◆ **The request**: Pull out every line containing the string "Noise".

◆ **Record list**:
---------------
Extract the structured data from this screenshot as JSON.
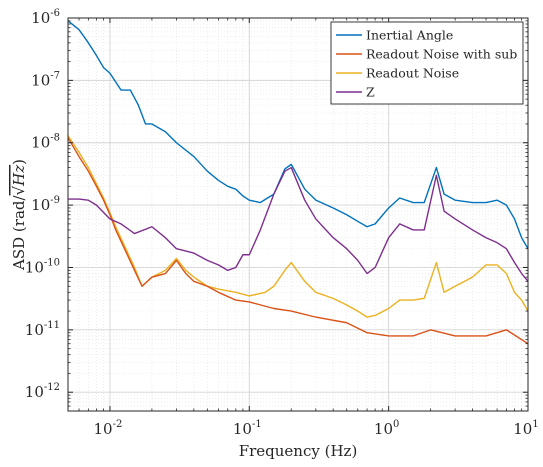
{
  "chart_data": {
    "type": "line",
    "xscale": "log",
    "yscale": "log",
    "xlim": [
      0.005,
      10
    ],
    "ylim": [
      5e-13,
      1e-06
    ],
    "xlabel": "Frequency (Hz)",
    "ylabel_prefix": "ASD  (rad/",
    "ylabel_math": "√Hz",
    "ylabel_suffix": ")",
    "grid": true,
    "minor_grid": true,
    "legend_position": "top-right",
    "x_ticks": [
      {
        "value": 0.01,
        "base": "10",
        "exp": "-2"
      },
      {
        "value": 0.1,
        "base": "10",
        "exp": "-1"
      },
      {
        "value": 1,
        "base": "10",
        "exp": "0"
      },
      {
        "value": 10,
        "base": "10",
        "exp": "1"
      }
    ],
    "y_ticks": [
      {
        "value": 1e-12,
        "base": "10",
        "exp": "-12"
      },
      {
        "value": 1e-11,
        "base": "10",
        "exp": "-11"
      },
      {
        "value": 1e-10,
        "base": "10",
        "exp": "-10"
      },
      {
        "value": 1e-09,
        "base": "10",
        "exp": "-9"
      },
      {
        "value": 1e-08,
        "base": "10",
        "exp": "-8"
      },
      {
        "value": 1e-07,
        "base": "10",
        "exp": "-7"
      },
      {
        "value": 1e-06,
        "base": "10",
        "exp": "-6"
      }
    ],
    "series": [
      {
        "name": "Inertial Angle",
        "color": "#0072BD",
        "points": [
          [
            0.005,
            9e-07
          ],
          [
            0.006,
            6.5e-07
          ],
          [
            0.007,
            4e-07
          ],
          [
            0.008,
            2.5e-07
          ],
          [
            0.009,
            1.6e-07
          ],
          [
            0.01,
            1.3e-07
          ],
          [
            0.012,
            7e-08
          ],
          [
            0.014,
            7e-08
          ],
          [
            0.016,
            4e-08
          ],
          [
            0.018,
            2e-08
          ],
          [
            0.02,
            2e-08
          ],
          [
            0.025,
            1.5e-08
          ],
          [
            0.03,
            1e-08
          ],
          [
            0.04,
            6e-09
          ],
          [
            0.05,
            3.5e-09
          ],
          [
            0.06,
            2.5e-09
          ],
          [
            0.07,
            2e-09
          ],
          [
            0.08,
            1.8e-09
          ],
          [
            0.09,
            1.4e-09
          ],
          [
            0.1,
            1.2e-09
          ],
          [
            0.12,
            1.1e-09
          ],
          [
            0.15,
            1.5e-09
          ],
          [
            0.18,
            3.8e-09
          ],
          [
            0.2,
            4.5e-09
          ],
          [
            0.25,
            1.8e-09
          ],
          [
            0.3,
            1.2e-09
          ],
          [
            0.4,
            9e-10
          ],
          [
            0.5,
            7e-10
          ],
          [
            0.6,
            5.5e-10
          ],
          [
            0.7,
            4.5e-10
          ],
          [
            0.8,
            5e-10
          ],
          [
            1,
            9e-10
          ],
          [
            1.2,
            1.3e-09
          ],
          [
            1.5,
            1.1e-09
          ],
          [
            1.8,
            1.1e-09
          ],
          [
            2.2,
            4e-09
          ],
          [
            2.5,
            1.5e-09
          ],
          [
            3,
            1.2e-09
          ],
          [
            4,
            1.1e-09
          ],
          [
            5,
            1.1e-09
          ],
          [
            6,
            1.2e-09
          ],
          [
            7,
            1e-09
          ],
          [
            8,
            6e-10
          ],
          [
            9,
            3e-10
          ],
          [
            10,
            2e-10
          ]
        ]
      },
      {
        "name": "Readout Noise with sub",
        "color": "#D95319",
        "points": [
          [
            0.005,
            1.2e-08
          ],
          [
            0.006,
            6e-09
          ],
          [
            0.007,
            3.5e-09
          ],
          [
            0.008,
            2e-09
          ],
          [
            0.009,
            1.2e-09
          ],
          [
            0.01,
            7e-10
          ],
          [
            0.011,
            4e-10
          ],
          [
            0.013,
            1.8e-10
          ],
          [
            0.015,
            9e-11
          ],
          [
            0.017,
            5e-11
          ],
          [
            0.02,
            7e-11
          ],
          [
            0.025,
            8e-11
          ],
          [
            0.03,
            1.3e-10
          ],
          [
            0.035,
            8e-11
          ],
          [
            0.04,
            6e-11
          ],
          [
            0.05,
            5e-11
          ],
          [
            0.06,
            4e-11
          ],
          [
            0.08,
            3e-11
          ],
          [
            0.1,
            2.8e-11
          ],
          [
            0.15,
            2.2e-11
          ],
          [
            0.2,
            2e-11
          ],
          [
            0.3,
            1.6e-11
          ],
          [
            0.5,
            1.3e-11
          ],
          [
            0.7,
            9e-12
          ],
          [
            1,
            8e-12
          ],
          [
            1.5,
            8e-12
          ],
          [
            2,
            1e-11
          ],
          [
            3,
            8e-12
          ],
          [
            5,
            8e-12
          ],
          [
            7,
            1e-11
          ],
          [
            10,
            6e-12
          ]
        ]
      },
      {
        "name": "Readout Noise",
        "color": "#EDB120",
        "points": [
          [
            0.005,
            1.3e-08
          ],
          [
            0.006,
            7e-09
          ],
          [
            0.007,
            4e-09
          ],
          [
            0.008,
            2.2e-09
          ],
          [
            0.009,
            1.3e-09
          ],
          [
            0.01,
            7.5e-10
          ],
          [
            0.011,
            4.5e-10
          ],
          [
            0.013,
            2e-10
          ],
          [
            0.015,
            1e-10
          ],
          [
            0.017,
            5e-11
          ],
          [
            0.02,
            7e-11
          ],
          [
            0.025,
            9e-11
          ],
          [
            0.03,
            1.4e-10
          ],
          [
            0.035,
            9e-11
          ],
          [
            0.04,
            7e-11
          ],
          [
            0.05,
            5e-11
          ],
          [
            0.06,
            4.5e-11
          ],
          [
            0.08,
            4e-11
          ],
          [
            0.1,
            3.5e-11
          ],
          [
            0.13,
            4e-11
          ],
          [
            0.15,
            5e-11
          ],
          [
            0.18,
            9e-11
          ],
          [
            0.2,
            1.2e-10
          ],
          [
            0.25,
            6e-11
          ],
          [
            0.3,
            4e-11
          ],
          [
            0.4,
            3.2e-11
          ],
          [
            0.5,
            2.5e-11
          ],
          [
            0.6,
            2e-11
          ],
          [
            0.7,
            1.6e-11
          ],
          [
            0.8,
            1.7e-11
          ],
          [
            1,
            2.2e-11
          ],
          [
            1.2,
            3e-11
          ],
          [
            1.5,
            3e-11
          ],
          [
            1.8,
            3.2e-11
          ],
          [
            2.2,
            1.2e-10
          ],
          [
            2.5,
            4e-11
          ],
          [
            3,
            5e-11
          ],
          [
            4,
            7e-11
          ],
          [
            5,
            1.1e-10
          ],
          [
            6,
            1.1e-10
          ],
          [
            7,
            8e-11
          ],
          [
            8,
            4e-11
          ],
          [
            9,
            3e-11
          ],
          [
            10,
            2e-11
          ]
        ]
      },
      {
        "name": "Z",
        "color": "#7E2F8E",
        "points": [
          [
            0.005,
            1.25e-09
          ],
          [
            0.006,
            1.25e-09
          ],
          [
            0.007,
            1.2e-09
          ],
          [
            0.008,
            1e-09
          ],
          [
            0.01,
            6e-10
          ],
          [
            0.012,
            5e-10
          ],
          [
            0.015,
            3.5e-10
          ],
          [
            0.02,
            4.5e-10
          ],
          [
            0.025,
            3e-10
          ],
          [
            0.03,
            2e-10
          ],
          [
            0.04,
            1.7e-10
          ],
          [
            0.05,
            1.3e-10
          ],
          [
            0.06,
            1.1e-10
          ],
          [
            0.07,
            9e-11
          ],
          [
            0.08,
            1e-10
          ],
          [
            0.09,
            1.6e-10
          ],
          [
            0.1,
            1.6e-10
          ],
          [
            0.12,
            4e-10
          ],
          [
            0.15,
            1.5e-09
          ],
          [
            0.18,
            3.5e-09
          ],
          [
            0.2,
            4e-09
          ],
          [
            0.25,
            1.2e-09
          ],
          [
            0.3,
            6e-10
          ],
          [
            0.4,
            3e-10
          ],
          [
            0.5,
            2e-10
          ],
          [
            0.6,
            1.3e-10
          ],
          [
            0.7,
            8e-11
          ],
          [
            0.8,
            1e-10
          ],
          [
            1,
            3e-10
          ],
          [
            1.2,
            5e-10
          ],
          [
            1.5,
            4e-10
          ],
          [
            1.8,
            4e-10
          ],
          [
            2.2,
            3e-09
          ],
          [
            2.5,
            8e-10
          ],
          [
            3,
            6e-10
          ],
          [
            4,
            4e-10
          ],
          [
            5,
            3e-10
          ],
          [
            6,
            2.5e-10
          ],
          [
            7,
            2e-10
          ],
          [
            8,
            1.2e-10
          ],
          [
            9,
            8e-11
          ],
          [
            10,
            6e-11
          ]
        ]
      }
    ]
  }
}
---------------
◆ **Complete answer**:
        "name": "Readout Noise with sub",
        "name": "Readout Noise",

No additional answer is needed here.